Items from a figure collection:

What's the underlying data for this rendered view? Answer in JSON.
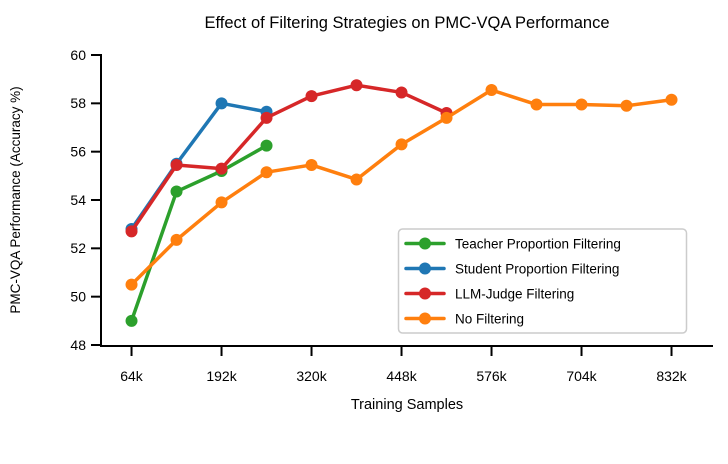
{
  "figure": {
    "background": "#ffffff"
  },
  "chart_data": {
    "type": "line",
    "title": "Effect of Filtering Strategies on PMC-VQA Performance",
    "xlabel": "Training Samples",
    "ylabel": "PMC-VQA Performance (Accuracy %)",
    "xlim_k": [
      22,
      891
    ],
    "ylim": [
      48,
      60
    ],
    "grid": false,
    "legend_position": "lower right",
    "legend_border_color": "#cccccc",
    "axis_color": "#000000",
    "yticks": [
      48,
      50,
      52,
      54,
      56,
      58,
      60
    ],
    "xticks": [
      {
        "value": 64,
        "label": "64k"
      },
      {
        "value": 192,
        "label": "192k"
      },
      {
        "value": 320,
        "label": "320k"
      },
      {
        "value": 448,
        "label": "448k"
      },
      {
        "value": 576,
        "label": "576k"
      },
      {
        "value": 704,
        "label": "704k"
      },
      {
        "value": 832,
        "label": "832k"
      }
    ],
    "series": [
      {
        "name": "Teacher Proportion Filtering",
        "color": "#2ca02c",
        "x": [
          64,
          128,
          192,
          256
        ],
        "y": [
          49.0,
          54.35,
          55.2,
          56.25
        ]
      },
      {
        "name": "Student Proportion Filtering",
        "color": "#1f77b4",
        "x": [
          64,
          128,
          192,
          256
        ],
        "y": [
          52.8,
          55.5,
          58.0,
          57.65
        ]
      },
      {
        "name": "LLM-Judge Filtering",
        "color": "#d62728",
        "x": [
          64,
          128,
          192,
          256,
          320,
          384,
          448,
          512
        ],
        "y": [
          52.7,
          55.45,
          55.3,
          57.4,
          58.3,
          58.75,
          58.45,
          57.6
        ]
      },
      {
        "name": "No Filtering",
        "color": "#ff7f0e",
        "x": [
          64,
          128,
          192,
          256,
          320,
          384,
          448,
          512,
          576,
          640,
          704,
          768,
          832
        ],
        "y": [
          50.5,
          52.35,
          53.9,
          55.15,
          55.45,
          54.85,
          56.3,
          57.4,
          58.55,
          57.95,
          57.95,
          57.9,
          58.15
        ]
      }
    ]
  }
}
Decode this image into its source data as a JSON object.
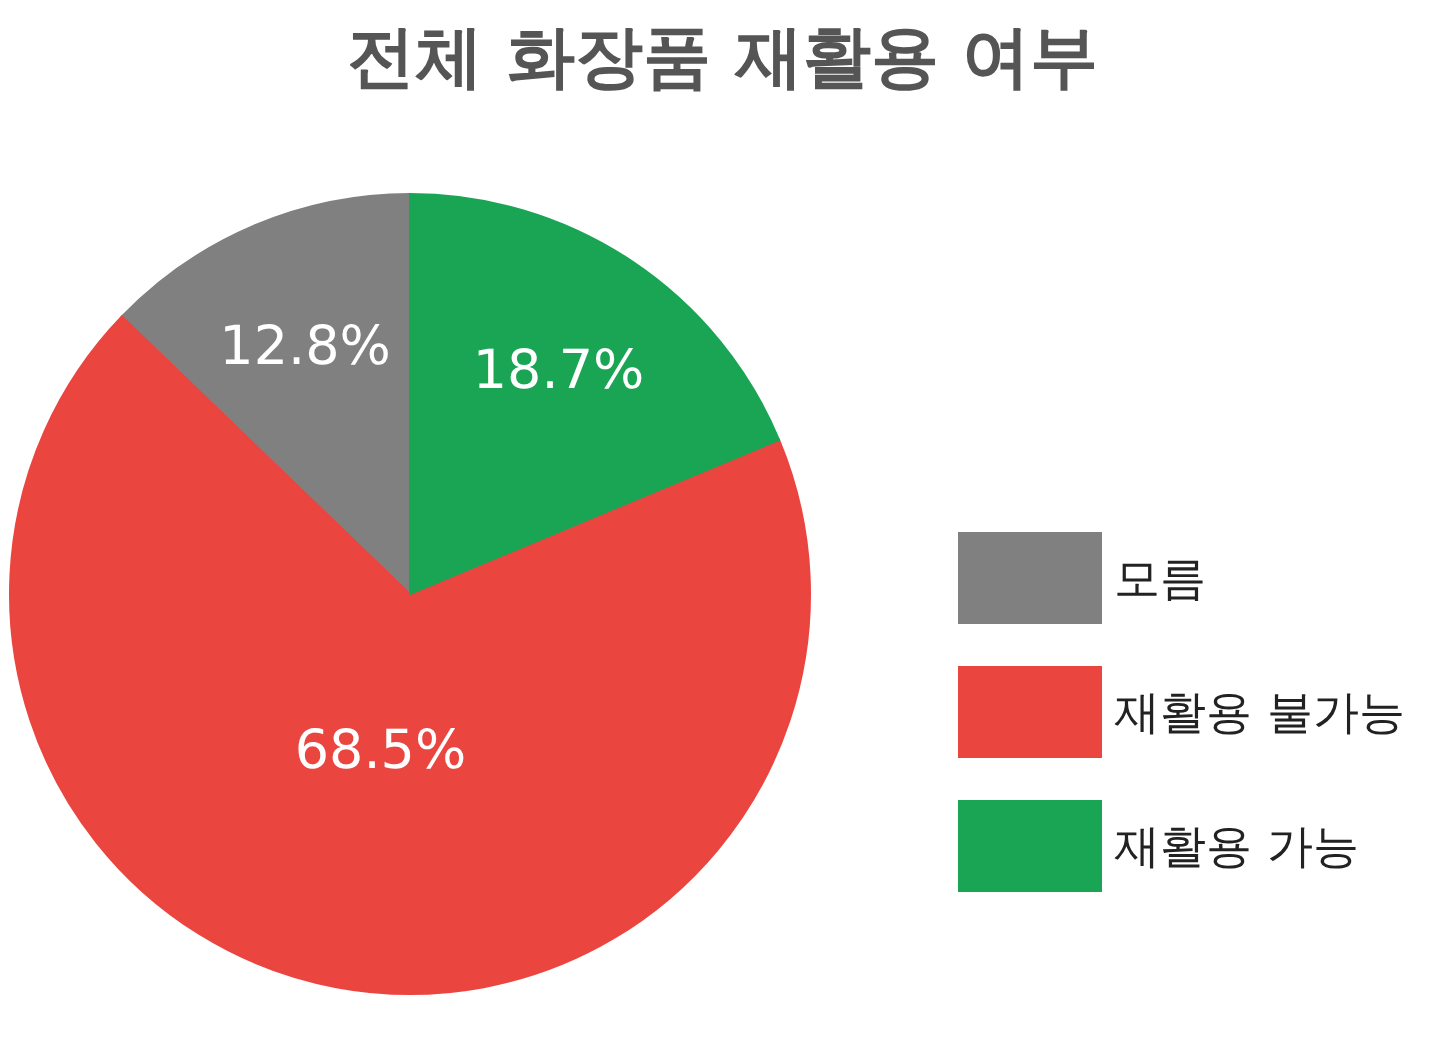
{
  "chart_data": {
    "type": "pie",
    "title": "전체 화장품 재활용 여부",
    "categories": [
      "모름",
      "재활용 불가능",
      "재활용 가능"
    ],
    "values": [
      12.8,
      68.5,
      18.7
    ],
    "colors": [
      "#808080",
      "#eb4540",
      "#1aa555"
    ],
    "value_labels": [
      "12.8%",
      "68.5%",
      "18.7%"
    ],
    "legend": "right"
  }
}
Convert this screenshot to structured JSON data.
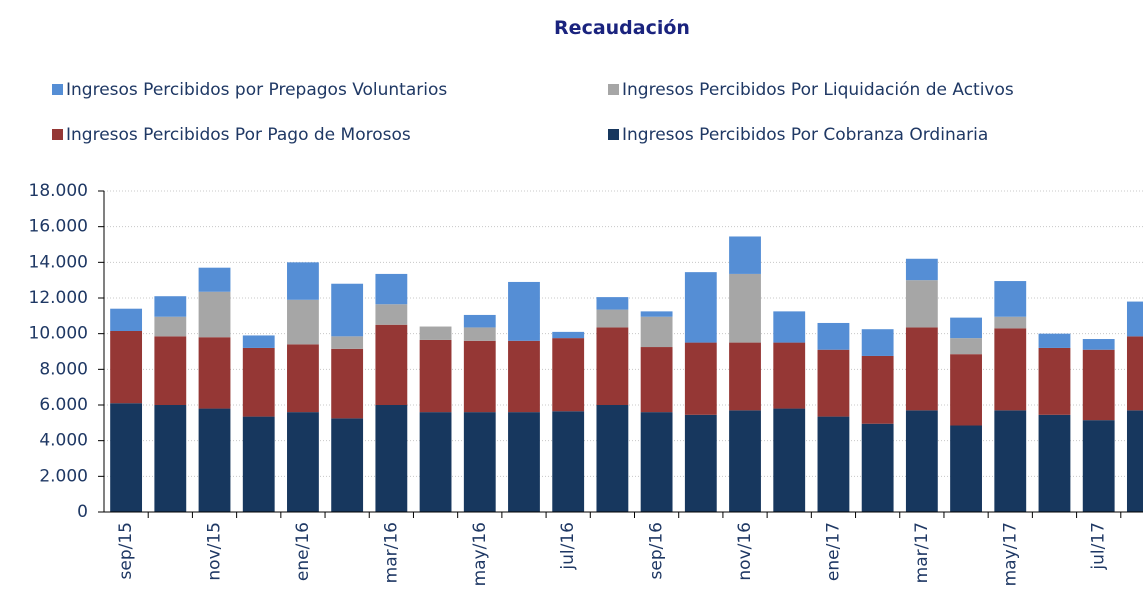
{
  "chart_data": {
    "type": "bar",
    "stacked": true,
    "title": "Recaudación",
    "categories": [
      "sep/15",
      null,
      "nov/15",
      null,
      "ene/16",
      null,
      "mar/16",
      null,
      "may/16",
      null,
      "jul/16",
      null,
      "sep/16",
      null,
      "nov/16",
      null,
      "ene/17",
      null,
      "mar/17",
      null,
      "may/17",
      null,
      "jul/17",
      null
    ],
    "series": [
      {
        "name": "Ingresos Percibidos Por Cobranza Ordinaria",
        "color": "#17375e",
        "values": [
          6100,
          6000,
          5800,
          5350,
          5600,
          5250,
          6000,
          5600,
          5600,
          5600,
          5650,
          6000,
          5600,
          5450,
          5700,
          5800,
          5350,
          4950,
          5700,
          4850,
          5700,
          5450,
          5150,
          5700
        ]
      },
      {
        "name": "Ingresos Percibidos Por Pago de Morosos",
        "color": "#953735",
        "values": [
          4050,
          3850,
          4000,
          3850,
          3800,
          3900,
          4500,
          4050,
          4000,
          4000,
          4100,
          4350,
          3650,
          4050,
          3800,
          3700,
          3750,
          3800,
          4650,
          4000,
          4600,
          3750,
          3950,
          4150
        ]
      },
      {
        "name": "Ingresos Percibidos Por Liquidación de Activos",
        "color": "#a6a6a6",
        "values": [
          0,
          1100,
          2550,
          0,
          2500,
          700,
          1150,
          750,
          750,
          0,
          0,
          1000,
          1700,
          0,
          3850,
          0,
          0,
          0,
          2650,
          900,
          650,
          0,
          0,
          0
        ]
      },
      {
        "name": "Ingresos Percibidos por Prepagos Voluntarios",
        "color": "#558ed5",
        "values": [
          1250,
          1150,
          1350,
          700,
          2100,
          2950,
          1700,
          0,
          700,
          3300,
          350,
          700,
          300,
          3950,
          2100,
          1750,
          1500,
          1500,
          1200,
          1150,
          2000,
          800,
          600,
          1950
        ]
      }
    ],
    "ylim": [
      0,
      18000
    ],
    "yticks": [
      0,
      {
        "value": 2000,
        "label": "2.000"
      },
      {
        "value": 4000,
        "label": "4.000"
      },
      {
        "value": 6000,
        "label": "6.000"
      },
      {
        "value": 8000,
        "label": "8.000"
      },
      {
        "value": 10000,
        "label": "10.000"
      },
      {
        "value": 12000,
        "label": "12.000"
      },
      {
        "value": 14000,
        "label": "14.000"
      },
      {
        "value": 16000,
        "label": "16.000"
      },
      {
        "value": 18000,
        "label": "18.000"
      }
    ],
    "grid": true
  }
}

◆ Work to be completed
Print the records above exactly as they stand, but leave out the pictures.

◆ Completed exercise
What's the underlying data for this rendered view? Answer in JSON.
{
  "figure": {
    "background": "#ffffff"
  },
  "chart_data": {
    "type": "line",
    "title": "Effect of Filtering Strategies on PMC-VQA Performance",
    "xlabel": "Training Samples",
    "ylabel": "PMC-VQA Performance (Accuracy %)",
    "xlim_k": [
      22,
      891
    ],
    "ylim": [
      48,
      60
    ],
    "grid": false,
    "legend_position": "lower right",
    "legend_border_color": "#cccccc",
    "axis_color": "#000000",
    "yticks": [
      48,
      50,
      52,
      54,
      56,
      58,
      60
    ],
    "xticks": [
      {
        "value": 64,
        "label": "64k"
      },
      {
        "value": 192,
        "label": "192k"
      },
      {
        "value": 320,
        "label": "320k"
      },
      {
        "value": 448,
        "label": "448k"
      },
      {
        "value": 576,
        "label": "576k"
      },
      {
        "value": 704,
        "label": "704k"
      },
      {
        "value": 832,
        "label": "832k"
      }
    ],
    "series": [
      {
        "name": "Teacher Proportion Filtering",
        "color": "#2ca02c",
        "x": [
          64,
          128,
          192,
          256
        ],
        "y": [
          49.0,
          54.35,
          55.2,
          56.25
        ]
      },
      {
        "name": "Student Proportion Filtering",
        "color": "#1f77b4",
        "x": [
          64,
          128,
          192,
          256
        ],
        "y": [
          52.8,
          55.5,
          58.0,
          57.65
        ]
      },
      {
        "name": "LLM-Judge Filtering",
        "color": "#d62728",
        "x": [
          64,
          128,
          192,
          256,
          320,
          384,
          448,
          512
        ],
        "y": [
          52.7,
          55.45,
          55.3,
          57.4,
          58.3,
          58.75,
          58.45,
          57.6
        ]
      },
      {
        "name": "No Filtering",
        "color": "#ff7f0e",
        "x": [
          64,
          128,
          192,
          256,
          320,
          384,
          448,
          512,
          576,
          640,
          704,
          768,
          832
        ],
        "y": [
          50.5,
          52.35,
          53.9,
          55.15,
          55.45,
          54.85,
          56.3,
          57.4,
          58.55,
          57.95,
          57.95,
          57.9,
          58.15
        ]
      }
    ]
  }
}
Decode this image into its source data as a JSON object.
{
  "chart_data": {
    "type": "pie",
    "title": "전체 화장품 재활용 여부",
    "categories": [
      "모름",
      "재활용 불가능",
      "재활용 가능"
    ],
    "values": [
      12.8,
      68.5,
      18.7
    ],
    "colors": [
      "#808080",
      "#eb4540",
      "#1aa555"
    ],
    "value_labels": [
      "12.8%",
      "68.5%",
      "18.7%"
    ],
    "legend": "right"
  }
}
Convert this screenshot to structured JSON data.
{
  "chart_data": {
    "type": "bar",
    "stacked": true,
    "title": "Recaudación",
    "categories": [
      "sep/15",
      null,
      "nov/15",
      null,
      "ene/16",
      null,
      "mar/16",
      null,
      "may/16",
      null,
      "jul/16",
      null,
      "sep/16",
      null,
      "nov/16",
      null,
      "ene/17",
      null,
      "mar/17",
      null,
      "may/17",
      null,
      "jul/17",
      null
    ],
    "series": [
      {
        "name": "Ingresos Percibidos Por Cobranza Ordinaria",
        "color": "#17375e",
        "values": [
          6100,
          6000,
          5800,
          5350,
          5600,
          5250,
          6000,
          5600,
          5600,
          5600,
          5650,
          6000,
          5600,
          5450,
          5700,
          5800,
          5350,
          4950,
          5700,
          4850,
          5700,
          5450,
          5150,
          5700
        ]
      },
      {
        "name": "Ingresos Percibidos Por Pago de Morosos",
        "color": "#953735",
        "values": [
          4050,
          3850,
          4000,
          3850,
          3800,
          3900,
          4500,
          4050,
          4000,
          4000,
          4100,
          4350,
          3650,
          4050,
          3800,
          3700,
          3750,
          3800,
          4650,
          4000,
          4600,
          3750,
          3950,
          4150
        ]
      },
      {
        "name": "Ingresos Percibidos Por Liquidación de Activos",
        "color": "#a6a6a6",
        "values": [
          0,
          1100,
          2550,
          0,
          2500,
          700,
          1150,
          750,
          750,
          0,
          0,
          1000,
          1700,
          0,
          3850,
          0,
          0,
          0,
          2650,
          900,
          650,
          0,
          0,
          0
        ]
      },
      {
        "name": "Ingresos Percibidos por Prepagos Voluntarios",
        "color": "#558ed5",
        "values": [
          1250,
          1150,
          1350,
          700,
          2100,
          2950,
          1700,
          0,
          700,
          3300,
          350,
          700,
          300,
          3950,
          2100,
          1750,
          1500,
          1500,
          1200,
          1150,
          2000,
          800,
          600,
          1950
        ]
      }
    ],
    "ylim": [
      0,
      18000
    ],
    "yticks": [
      0,
      {
        "value": 2000,
        "label": "2.000"
      },
      {
        "value": 4000,
        "label": "4.000"
      },
      {
        "value": 6000,
        "label": "6.000"
      },
      {
        "value": 8000,
        "label": "8.000"
      },
      {
        "value": 10000,
        "label": "10.000"
      },
      {
        "value": 12000,
        "label": "12.000"
      },
      {
        "value": 14000,
        "label": "14.000"
      },
      {
        "value": 16000,
        "label": "16.000"
      },
      {
        "value": 18000,
        "label": "18.000"
      }
    ],
    "grid": true
  }
}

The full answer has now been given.